[start of INPUT MATERIAL]

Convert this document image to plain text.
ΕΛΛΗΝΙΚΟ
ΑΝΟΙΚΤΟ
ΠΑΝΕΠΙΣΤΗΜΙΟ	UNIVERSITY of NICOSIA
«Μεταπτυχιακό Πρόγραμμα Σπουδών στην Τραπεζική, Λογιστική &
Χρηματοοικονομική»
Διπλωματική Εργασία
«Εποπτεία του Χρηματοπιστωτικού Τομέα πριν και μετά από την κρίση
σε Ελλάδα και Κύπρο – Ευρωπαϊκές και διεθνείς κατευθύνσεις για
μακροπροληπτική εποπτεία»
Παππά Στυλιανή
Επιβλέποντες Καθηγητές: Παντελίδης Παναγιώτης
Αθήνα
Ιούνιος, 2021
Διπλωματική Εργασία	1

[end of INPUT MATERIAL]

■ PROBLEM REQUIREMENTS
Your task is to repeat the data exactly, with nothing left out.

■ OUTPUT OF THE EXERCISE
Convert this document image to plain text.
ΕΛΛΗΝΙΚΟ
ΑΝΟΙΚΤΟ
ΠΑΝΕΠΙΣΤΗΜΙΟ	UNIVERSITY of NICOSIA
«Μεταπτυχιακό Πρόγραμμα Σπουδών στην Τραπεζική, Λογιστική &
Χρηματοοικονομική»
Διπλωματική Εργασία
«Εποπτεία του Χρηματοπιστωτικού Τομέα πριν και μετά από την κρίση
σε Ελλάδα και Κύπρο – Ευρωπαϊκές και διεθνείς κατευθύνσεις για
μακροπροληπτική εποπτεία»
Παππά Στυλιανή
Επιβλέποντες Καθηγητές: Παντελίδης Παναγιώτης
Αθήνα
Ιούνιος, 2021
Διπλωματική Εργασία	1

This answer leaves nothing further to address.